Dataset records
☆ ☆ ☆ ☆ ☆ ☆ ☆

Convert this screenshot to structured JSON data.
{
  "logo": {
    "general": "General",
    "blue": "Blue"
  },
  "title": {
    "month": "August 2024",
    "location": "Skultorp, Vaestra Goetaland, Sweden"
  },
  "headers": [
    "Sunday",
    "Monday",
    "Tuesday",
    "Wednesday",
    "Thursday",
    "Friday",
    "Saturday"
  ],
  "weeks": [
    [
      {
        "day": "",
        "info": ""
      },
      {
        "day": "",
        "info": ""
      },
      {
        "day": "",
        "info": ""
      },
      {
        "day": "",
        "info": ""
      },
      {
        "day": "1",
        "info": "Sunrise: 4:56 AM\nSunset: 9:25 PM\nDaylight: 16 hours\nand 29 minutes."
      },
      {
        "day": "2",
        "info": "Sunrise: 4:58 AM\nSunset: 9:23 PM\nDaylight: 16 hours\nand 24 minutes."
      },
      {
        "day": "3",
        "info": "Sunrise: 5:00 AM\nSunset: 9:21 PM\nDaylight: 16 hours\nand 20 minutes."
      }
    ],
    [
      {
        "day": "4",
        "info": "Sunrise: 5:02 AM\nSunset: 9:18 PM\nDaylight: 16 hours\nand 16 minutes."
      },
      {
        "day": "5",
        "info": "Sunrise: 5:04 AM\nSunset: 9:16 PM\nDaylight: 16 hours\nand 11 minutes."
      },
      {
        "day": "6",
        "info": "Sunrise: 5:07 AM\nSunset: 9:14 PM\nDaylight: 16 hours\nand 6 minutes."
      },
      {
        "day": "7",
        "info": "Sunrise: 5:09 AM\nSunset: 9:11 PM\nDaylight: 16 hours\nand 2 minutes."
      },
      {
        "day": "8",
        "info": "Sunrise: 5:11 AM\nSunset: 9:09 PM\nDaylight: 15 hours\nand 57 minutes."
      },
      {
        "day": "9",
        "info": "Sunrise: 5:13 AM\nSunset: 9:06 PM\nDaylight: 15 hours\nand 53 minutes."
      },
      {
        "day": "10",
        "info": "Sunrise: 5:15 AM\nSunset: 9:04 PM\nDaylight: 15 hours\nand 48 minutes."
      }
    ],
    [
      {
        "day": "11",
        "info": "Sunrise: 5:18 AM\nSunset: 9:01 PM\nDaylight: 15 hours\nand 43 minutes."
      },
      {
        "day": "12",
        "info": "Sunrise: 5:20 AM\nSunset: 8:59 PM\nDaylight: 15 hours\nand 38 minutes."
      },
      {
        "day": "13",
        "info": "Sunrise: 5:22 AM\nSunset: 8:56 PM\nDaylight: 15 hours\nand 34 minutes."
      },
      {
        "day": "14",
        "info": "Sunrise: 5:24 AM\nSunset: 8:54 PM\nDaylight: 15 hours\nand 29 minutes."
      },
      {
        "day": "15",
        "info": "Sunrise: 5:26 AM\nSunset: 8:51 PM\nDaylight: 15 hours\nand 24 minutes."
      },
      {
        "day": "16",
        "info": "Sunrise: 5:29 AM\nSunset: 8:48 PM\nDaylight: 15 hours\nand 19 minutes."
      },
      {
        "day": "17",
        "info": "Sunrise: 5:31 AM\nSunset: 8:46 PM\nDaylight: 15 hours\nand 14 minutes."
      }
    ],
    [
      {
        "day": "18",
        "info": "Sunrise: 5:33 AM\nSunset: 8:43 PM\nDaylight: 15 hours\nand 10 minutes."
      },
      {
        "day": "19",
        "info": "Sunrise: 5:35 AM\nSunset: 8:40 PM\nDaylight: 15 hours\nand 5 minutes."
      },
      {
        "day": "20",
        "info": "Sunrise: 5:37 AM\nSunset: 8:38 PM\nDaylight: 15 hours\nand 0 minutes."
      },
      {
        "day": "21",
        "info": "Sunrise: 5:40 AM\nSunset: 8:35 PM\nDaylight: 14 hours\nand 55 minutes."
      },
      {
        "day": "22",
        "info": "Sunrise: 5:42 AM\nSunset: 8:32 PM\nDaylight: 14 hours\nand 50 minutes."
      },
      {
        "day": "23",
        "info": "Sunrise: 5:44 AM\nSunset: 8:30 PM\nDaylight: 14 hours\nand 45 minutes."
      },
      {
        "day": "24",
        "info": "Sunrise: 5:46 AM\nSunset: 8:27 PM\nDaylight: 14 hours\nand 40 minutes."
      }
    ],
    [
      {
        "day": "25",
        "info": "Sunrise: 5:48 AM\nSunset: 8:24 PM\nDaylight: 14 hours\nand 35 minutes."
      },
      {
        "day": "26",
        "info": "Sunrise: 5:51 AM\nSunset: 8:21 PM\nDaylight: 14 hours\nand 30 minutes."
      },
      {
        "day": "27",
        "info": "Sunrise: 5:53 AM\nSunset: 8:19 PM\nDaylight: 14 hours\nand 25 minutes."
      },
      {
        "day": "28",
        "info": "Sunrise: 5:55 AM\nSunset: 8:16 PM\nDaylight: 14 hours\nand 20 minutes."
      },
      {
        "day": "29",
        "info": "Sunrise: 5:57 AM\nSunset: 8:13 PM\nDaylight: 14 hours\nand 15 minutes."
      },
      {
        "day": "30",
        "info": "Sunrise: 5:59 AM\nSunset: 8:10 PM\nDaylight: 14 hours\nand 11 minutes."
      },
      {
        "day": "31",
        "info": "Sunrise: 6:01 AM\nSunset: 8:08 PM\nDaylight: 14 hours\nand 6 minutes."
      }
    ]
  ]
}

☆ ☆ ☆ ☆ ☆ ☆ ☆

Quote the data in full, keeping each word unchanged.

Convert this screenshot to structured JSON data.
{
  "logo": {
    "general": "General",
    "blue": "Blue"
  },
  "title": {
    "month": "August 2024",
    "location": "Skultorp, Vaestra Goetaland, Sweden"
  },
  "headers": [
    "Sunday",
    "Monday",
    "Tuesday",
    "Wednesday",
    "Thursday",
    "Friday",
    "Saturday"
  ],
  "weeks": [
    [
      {
        "day": "",
        "info": ""
      },
      {
        "day": "",
        "info": ""
      },
      {
        "day": "",
        "info": ""
      },
      {
        "day": "",
        "info": ""
      },
      {
        "day": "1",
        "info": "Sunrise: 4:56 AM\nSunset: 9:25 PM\nDaylight: 16 hours\nand 29 minutes."
      },
      {
        "day": "2",
        "info": "Sunrise: 4:58 AM\nSunset: 9:23 PM\nDaylight: 16 hours\nand 24 minutes."
      },
      {
        "day": "3",
        "info": "Sunrise: 5:00 AM\nSunset: 9:21 PM\nDaylight: 16 hours\nand 20 minutes."
      }
    ],
    [
      {
        "day": "4",
        "info": "Sunrise: 5:02 AM\nSunset: 9:18 PM\nDaylight: 16 hours\nand 16 minutes."
      },
      {
        "day": "5",
        "info": "Sunrise: 5:04 AM\nSunset: 9:16 PM\nDaylight: 16 hours\nand 11 minutes."
      },
      {
        "day": "6",
        "info": "Sunrise: 5:07 AM\nSunset: 9:14 PM\nDaylight: 16 hours\nand 6 minutes."
      },
      {
        "day": "7",
        "info": "Sunrise: 5:09 AM\nSunset: 9:11 PM\nDaylight: 16 hours\nand 2 minutes."
      },
      {
        "day": "8",
        "info": "Sunrise: 5:11 AM\nSunset: 9:09 PM\nDaylight: 15 hours\nand 57 minutes."
      },
      {
        "day": "9",
        "info": "Sunrise: 5:13 AM\nSunset: 9:06 PM\nDaylight: 15 hours\nand 53 minutes."
      },
      {
        "day": "10",
        "info": "Sunrise: 5:15 AM\nSunset: 9:04 PM\nDaylight: 15 hours\nand 48 minutes."
      }
    ],
    [
      {
        "day": "11",
        "info": "Sunrise: 5:18 AM\nSunset: 9:01 PM\nDaylight: 15 hours\nand 43 minutes."
      },
      {
        "day": "12",
        "info": "Sunrise: 5:20 AM\nSunset: 8:59 PM\nDaylight: 15 hours\nand 38 minutes."
      },
      {
        "day": "13",
        "info": "Sunrise: 5:22 AM\nSunset: 8:56 PM\nDaylight: 15 hours\nand 34 minutes."
      },
      {
        "day": "14",
        "info": "Sunrise: 5:24 AM\nSunset: 8:54 PM\nDaylight: 15 hours\nand 29 minutes."
      },
      {
        "day": "15",
        "info": "Sunrise: 5:26 AM\nSunset: 8:51 PM\nDaylight: 15 hours\nand 24 minutes."
      },
      {
        "day": "16",
        "info": "Sunrise: 5:29 AM\nSunset: 8:48 PM\nDaylight: 15 hours\nand 19 minutes."
      },
      {
        "day": "17",
        "info": "Sunrise: 5:31 AM\nSunset: 8:46 PM\nDaylight: 15 hours\nand 14 minutes."
      }
    ],
    [
      {
        "day": "18",
        "info": "Sunrise: 5:33 AM\nSunset: 8:43 PM\nDaylight: 15 hours\nand 10 minutes."
      },
      {
        "day": "19",
        "info": "Sunrise: 5:35 AM\nSunset: 8:40 PM\nDaylight: 15 hours\nand 5 minutes."
      },
      {
        "day": "20",
        "info": "Sunrise: 5:37 AM\nSunset: 8:38 PM\nDaylight: 15 hours\nand 0 minutes."
      },
      {
        "day": "21",
        "info": "Sunrise: 5:40 AM\nSunset: 8:35 PM\nDaylight: 14 hours\nand 55 minutes."
      },
      {
        "day": "22",
        "info": "Sunrise: 5:42 AM\nSunset: 8:32 PM\nDaylight: 14 hours\nand 50 minutes."
      },
      {
        "day": "23",
        "info": "Sunrise: 5:44 AM\nSunset: 8:30 PM\nDaylight: 14 hours\nand 45 minutes."
      },
      {
        "day": "24",
        "info": "Sunrise: 5:46 AM\nSunset: 8:27 PM\nDaylight: 14 hours\nand 40 minutes."
      }
    ],
    [
      {
        "day": "25",
        "info": "Sunrise: 5:48 AM\nSunset: 8:24 PM\nDaylight: 14 hours\nand 35 minutes."
      },
      {
        "day": "26",
        "info": "Sunrise: 5:51 AM\nSunset: 8:21 PM\nDaylight: 14 hours\nand 30 minutes."
      },
      {
        "day": "27",
        "info": "Sunrise: 5:53 AM\nSunset: 8:19 PM\nDaylight: 14 hours\nand 25 minutes."
      },
      {
        "day": "28",
        "info": "Sunrise: 5:55 AM\nSunset: 8:16 PM\nDaylight: 14 hours\nand 20 minutes."
      },
      {
        "day": "29",
        "info": "Sunrise: 5:57 AM\nSunset: 8:13 PM\nDaylight: 14 hours\nand 15 minutes."
      },
      {
        "day": "30",
        "info": "Sunrise: 5:59 AM\nSunset: 8:10 PM\nDaylight: 14 hours\nand 11 minutes."
      },
      {
        "day": "31",
        "info": "Sunrise: 6:01 AM\nSunset: 8:08 PM\nDaylight: 14 hours\nand 6 minutes."
      }
    ]
  ]
}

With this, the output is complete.